● Entries:
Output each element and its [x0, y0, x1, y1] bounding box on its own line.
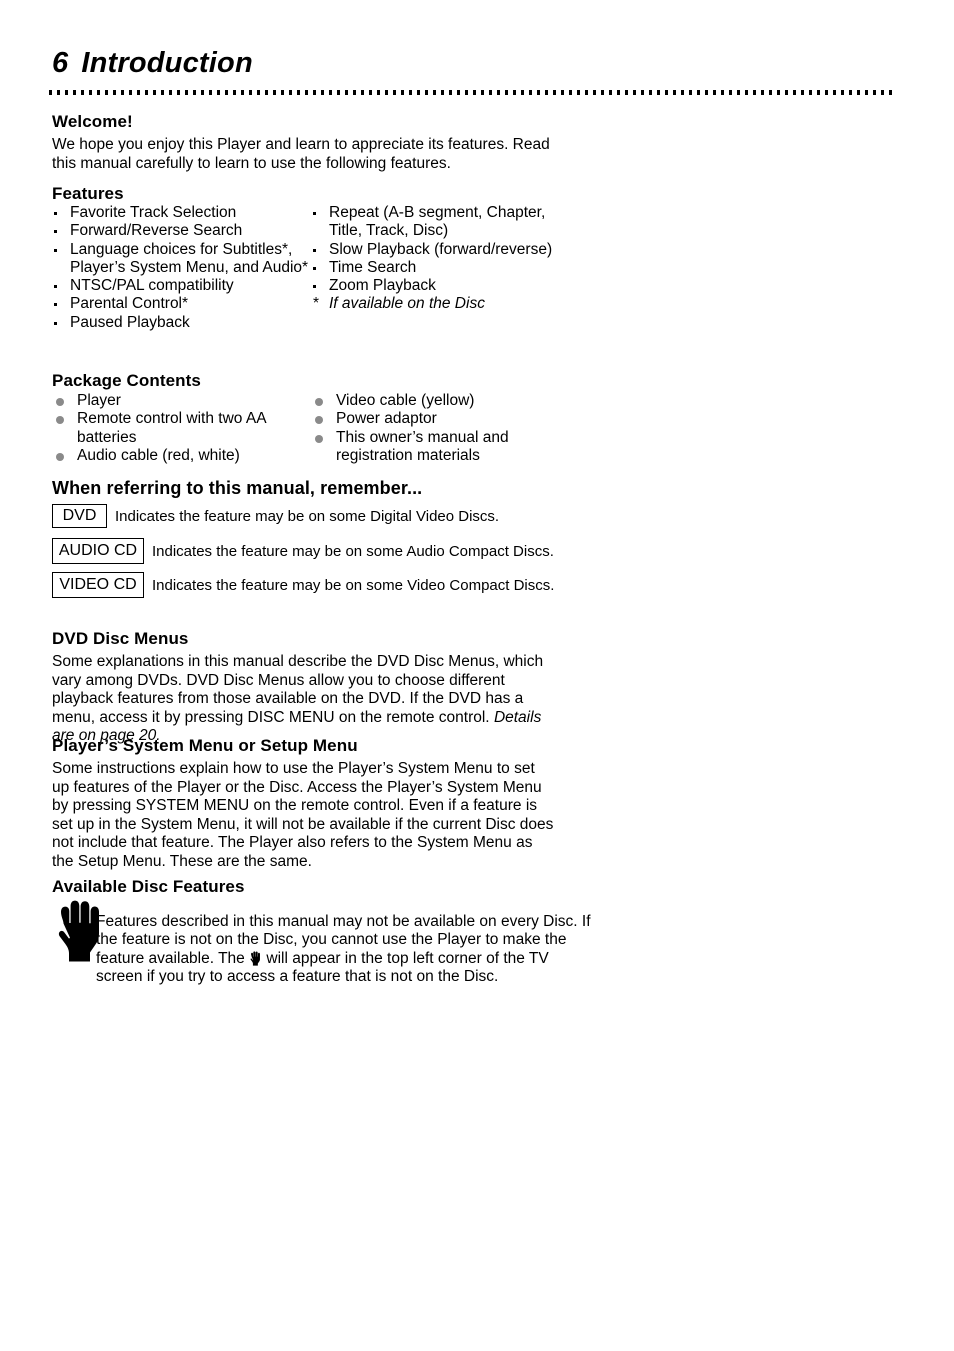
list-item-label: Remote control with two AA batteries	[77, 410, 266, 446]
legend-row-audio-cd: AUDIO CD Indicates the feature may be on…	[52, 538, 554, 564]
features-heading: Features	[52, 184, 124, 203]
legend-section: When referring to this manual, remember.…	[52, 478, 422, 499]
bullet-dot-icon	[315, 398, 323, 406]
bullet-dot-icon	[56, 452, 64, 461]
bullet-dot-icon	[315, 416, 323, 425]
list-item-label: Parental Control*	[70, 295, 189, 313]
list-item: Parental Control*	[52, 295, 312, 313]
header-divider	[49, 90, 897, 95]
footnote-text: If available on the Disc	[329, 295, 485, 313]
dvd-disc-menus-section: DVD Disc Menus Some explanations in this…	[52, 629, 554, 746]
package-right-column: Video cable (yellow) Power adaptor This …	[311, 392, 541, 465]
bullet-square-icon	[313, 212, 316, 215]
video-cd-badge: VIDEO CD	[52, 572, 144, 598]
list-item-label: NTSC/PAL compatibility	[70, 277, 234, 295]
list-item: This owner’s manual and registration mat…	[311, 429, 541, 466]
list-item: Power adaptor	[311, 410, 541, 428]
package-left-list: Player Remote control with two AA batter…	[52, 392, 307, 465]
list-item: NTSC/PAL compatibility	[52, 277, 312, 295]
dvd-badge: DVD	[52, 504, 107, 528]
bullet-square-icon	[313, 266, 316, 270]
footnote-marker: *	[313, 295, 320, 313]
available-features-body-block: Features described in this manual may no…	[52, 897, 612, 1002]
package-left-column: Player Remote control with two AA batter…	[52, 392, 307, 465]
available-features-heading: Available Disc Features	[52, 877, 245, 896]
welcome-body: We hope you enjoy this Player and learn …	[52, 136, 550, 172]
list-item-label: Slow Playback (forward/reverse)	[329, 240, 553, 258]
list-item-label: Zoom Playback	[329, 277, 436, 295]
list-item: Time Search	[311, 259, 556, 277]
audio-cd-badge: AUDIO CD	[52, 538, 144, 564]
welcome-section: Welcome! We hope you enjoy this Player a…	[52, 112, 552, 173]
legend-heading: When referring to this manual, remember.…	[52, 478, 423, 498]
list-item-label: Time Search	[329, 258, 417, 276]
package-contents-section: Package Contents	[52, 371, 201, 391]
legend-row-video-cd: VIDEO CD Indicates the feature may be on…	[52, 572, 554, 598]
bullet-dot-icon	[315, 434, 323, 443]
list-item-label: Video cable (yellow)	[336, 392, 475, 409]
dvd-disc-menus-heading: DVD Disc Menus	[52, 629, 189, 648]
audio-cd-description: Indicates the feature may be on some Aud…	[152, 542, 554, 560]
page-title-text: Introduction	[81, 47, 253, 79]
list-item-label: Paused Playback	[70, 313, 190, 331]
system-menu-body: Some instructions explain how to use the…	[52, 760, 554, 870]
features-left-list: Favorite Track Selection Forward/Reverse…	[52, 204, 312, 332]
list-item-label: Favorite Track Selection	[70, 204, 237, 221]
list-item: Slow Playback (forward/reverse)	[311, 241, 556, 259]
features-right-list: Repeat (A-B segment, Chapter, Title, Tra…	[311, 204, 556, 295]
list-item-label: Repeat (A-B segment, Chapter, Title, Tra…	[329, 204, 546, 240]
list-item: Zoom Playback	[311, 277, 556, 295]
hand-stop-icon	[57, 899, 103, 963]
list-item: Repeat (A-B segment, Chapter, Title, Tra…	[311, 204, 556, 241]
list-item: Forward/Reverse Search	[52, 222, 312, 240]
bullet-dot-icon	[56, 398, 64, 406]
list-item-label: Audio cable (red, white)	[77, 446, 240, 464]
features-right-column: Repeat (A-B segment, Chapter, Title, Tra…	[311, 204, 556, 314]
dvd-description: Indicates the feature may be on some Dig…	[115, 507, 500, 525]
package-contents-heading: Package Contents	[52, 371, 201, 390]
list-item-label: This owner’s manual and registration mat…	[336, 428, 509, 464]
page-title: 6 Introduction	[52, 47, 253, 80]
list-item-label: Player	[77, 392, 121, 409]
system-menu-section: Player’s System Menu or Setup Menu Some …	[52, 736, 554, 871]
bullet-square-icon	[54, 303, 57, 307]
list-item: Audio cable (red, white)	[52, 447, 307, 465]
list-item-label: Forward/Reverse Search	[70, 222, 243, 240]
legend-row-dvd: DVD Indicates the feature may be on some…	[52, 504, 499, 528]
list-item: Video cable (yellow)	[311, 392, 541, 410]
dvd-disc-menus-body: Some explanations in this manual describ…	[52, 653, 554, 746]
list-item: Remote control with two AA batteries	[52, 410, 307, 447]
hand-stop-inline-icon	[250, 950, 261, 966]
bullet-square-icon	[54, 230, 57, 234]
bullet-dot-icon	[56, 416, 64, 425]
available-features-body: Features described in this manual may no…	[96, 913, 596, 987]
bullet-square-icon	[54, 321, 57, 325]
bullet-square-icon	[313, 285, 316, 289]
welcome-heading: Welcome!	[52, 112, 133, 131]
system-menu-heading: Player’s System Menu or Setup Menu	[52, 736, 358, 755]
features-section: Features	[52, 184, 124, 204]
list-item: Language choices for Subtitles*, Player’…	[52, 241, 312, 278]
list-item: Paused Playback	[52, 314, 312, 332]
list-item: Favorite Track Selection	[52, 204, 312, 222]
bullet-square-icon	[54, 248, 57, 252]
list-item-label: Language choices for Subtitles*, Player’…	[70, 240, 309, 276]
list-item: Player	[52, 392, 307, 410]
dvd-disc-menus-body-text: Some explanations in this manual describ…	[52, 653, 544, 726]
manual-page: 6 Introduction Welcome! We hope you enjoy…	[0, 0, 954, 1351]
bullet-square-icon	[54, 285, 57, 289]
package-right-list: Video cable (yellow) Power adaptor This …	[311, 392, 541, 465]
features-footnote: * If available on the Disc	[311, 295, 556, 313]
page-number: 6	[52, 47, 69, 79]
list-item-label: Power adaptor	[336, 410, 437, 428]
features-left-column: Favorite Track Selection Forward/Reverse…	[52, 204, 312, 332]
bullet-square-icon	[313, 248, 316, 252]
bullet-square-icon	[54, 212, 57, 215]
video-cd-description: Indicates the feature may be on some Vid…	[152, 576, 555, 594]
available-features-section: Available Disc Features	[52, 877, 245, 897]
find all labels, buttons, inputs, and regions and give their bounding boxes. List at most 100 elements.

● What you will do:
Copy out every one of the records above line by line, without changing anything, and leave the pictures out.

● Result for this task:
Output each element and its [x0, y0, x1, y1] bounding box on its own line.
list-item-label: Remote control with two AA batteries	[77, 410, 266, 446]
legend-row-audio-cd: AUDIO CD Indicates the feature may be on…	[52, 538, 554, 564]
features-heading: Features	[52, 184, 124, 203]
legend-section: When referring to this manual, remember.…	[52, 478, 422, 499]
bullet-dot-icon	[315, 398, 323, 406]
bullet-dot-icon	[56, 452, 64, 461]
bullet-dot-icon	[315, 416, 323, 425]
list-item-label: Parental Control*	[70, 295, 189, 313]
list-item: Parental Control*	[52, 295, 312, 313]
header-divider	[49, 90, 897, 95]
footnote-text: If available on the Disc	[329, 295, 485, 313]
dvd-disc-menus-section: DVD Disc Menus Some explanations in this…	[52, 629, 554, 746]
package-right-column: Video cable (yellow) Power adaptor This …	[311, 392, 541, 465]
bullet-square-icon	[313, 212, 316, 215]
video-cd-badge: VIDEO CD	[52, 572, 144, 598]
list-item-label: NTSC/PAL compatibility	[70, 277, 234, 295]
list-item: This owner’s manual and registration mat…	[311, 429, 541, 466]
list-item: Power adaptor	[311, 410, 541, 428]
package-left-list: Player Remote control with two AA batter…	[52, 392, 307, 465]
list-item: NTSC/PAL compatibility	[52, 277, 312, 295]
dvd-badge: DVD	[52, 504, 107, 528]
bullet-square-icon	[313, 266, 316, 270]
footnote-marker: *	[313, 295, 320, 313]
available-features-body-block: Features described in this manual may no…	[52, 897, 612, 1002]
package-left-column: Player Remote control with two AA batter…	[52, 392, 307, 465]
available-features-heading: Available Disc Features	[52, 877, 245, 896]
welcome-body: We hope you enjoy this Player and learn …	[52, 136, 550, 172]
list-item-label: Slow Playback (forward/reverse)	[329, 240, 553, 258]
list-item-label: Zoom Playback	[329, 277, 436, 295]
list-item: Time Search	[311, 259, 556, 277]
audio-cd-badge: AUDIO CD	[52, 538, 144, 564]
welcome-section: Welcome! We hope you enjoy this Player a…	[52, 112, 552, 173]
legend-heading: When referring to this manual, remember.…	[52, 478, 423, 498]
list-item-label: Time Search	[329, 258, 417, 276]
package-contents-section: Package Contents	[52, 371, 201, 391]
legend-row-video-cd: VIDEO CD Indicates the feature may be on…	[52, 572, 554, 598]
bullet-dot-icon	[315, 434, 323, 443]
list-item-label: Video cable (yellow)	[336, 392, 475, 409]
dvd-disc-menus-heading: DVD Disc Menus	[52, 629, 189, 648]
audio-cd-description: Indicates the feature may be on some Aud…	[152, 542, 554, 560]
page-title-text: Introduction	[81, 47, 253, 79]
list-item-label: Paused Playback	[70, 313, 190, 331]
system-menu-body: Some instructions explain how to use the…	[52, 760, 554, 870]
features-left-list: Favorite Track Selection Forward/Reverse…	[52, 204, 312, 332]
list-item-label: Favorite Track Selection	[70, 204, 237, 221]
list-item: Slow Playback (forward/reverse)	[311, 241, 556, 259]
features-right-list: Repeat (A-B segment, Chapter, Title, Tra…	[311, 204, 556, 295]
list-item-label: Repeat (A-B segment, Chapter, Title, Tra…	[329, 204, 546, 240]
list-item: Zoom Playback	[311, 277, 556, 295]
hand-stop-icon	[57, 899, 103, 963]
list-item: Repeat (A-B segment, Chapter, Title, Tra…	[311, 204, 556, 241]
list-item: Forward/Reverse Search	[52, 222, 312, 240]
bullet-dot-icon	[56, 398, 64, 406]
list-item-label: Audio cable (red, white)	[77, 446, 240, 464]
features-right-column: Repeat (A-B segment, Chapter, Title, Tra…	[311, 204, 556, 314]
dvd-description: Indicates the feature may be on some Dig…	[115, 507, 500, 525]
package-contents-heading: Package Contents	[52, 371, 201, 390]
list-item-label: This owner’s manual and registration mat…	[336, 428, 509, 464]
page-title: 6 Introduction	[52, 47, 253, 80]
list-item-label: Player	[77, 392, 121, 409]
system-menu-section: Player’s System Menu or Setup Menu Some …	[52, 736, 554, 871]
bullet-square-icon	[54, 303, 57, 307]
list-item: Audio cable (red, white)	[52, 447, 307, 465]
list-item-label: Forward/Reverse Search	[70, 222, 243, 240]
legend-row-dvd: DVD Indicates the feature may be on some…	[52, 504, 499, 528]
list-item: Video cable (yellow)	[311, 392, 541, 410]
dvd-disc-menus-body: Some explanations in this manual describ…	[52, 653, 554, 746]
list-item: Remote control with two AA batteries	[52, 410, 307, 447]
hand-stop-inline-icon	[250, 950, 261, 966]
bullet-square-icon	[54, 230, 57, 234]
bullet-dot-icon	[56, 416, 64, 425]
available-features-body: Features described in this manual may no…	[96, 913, 596, 987]
bullet-square-icon	[54, 321, 57, 325]
bullet-square-icon	[313, 285, 316, 289]
welcome-heading: Welcome!	[52, 112, 133, 131]
system-menu-heading: Player’s System Menu or Setup Menu	[52, 736, 358, 755]
features-section: Features	[52, 184, 124, 204]
list-item: Language choices for Subtitles*, Player’…	[52, 241, 312, 278]
list-item: Paused Playback	[52, 314, 312, 332]
list-item: Favorite Track Selection	[52, 204, 312, 222]
bullet-square-icon	[54, 248, 57, 252]
list-item-label: Language choices for Subtitles*, Player’…	[70, 240, 309, 276]
list-item: Player	[52, 392, 307, 410]
dvd-disc-menus-body-text: Some explanations in this manual describ…	[52, 653, 544, 726]
manual-page: 6 Introduction Welcome! We hope you enjoy…	[0, 0, 954, 1351]
bullet-square-icon	[54, 285, 57, 289]
package-right-list: Video cable (yellow) Power adaptor This …	[311, 392, 541, 465]
features-footnote: * If available on the Disc	[311, 295, 556, 313]
page-number: 6	[52, 47, 69, 79]
list-item-label: Power adaptor	[336, 410, 437, 428]
features-left-column: Favorite Track Selection Forward/Reverse…	[52, 204, 312, 332]
bullet-square-icon	[313, 248, 316, 252]
bullet-square-icon	[54, 212, 57, 215]
video-cd-description: Indicates the feature may be on some Vid…	[152, 576, 555, 594]
available-features-section: Available Disc Features	[52, 877, 245, 897]
find all labels, buttons, inputs, and regions and give their bounding boxes. List at most 100 elements.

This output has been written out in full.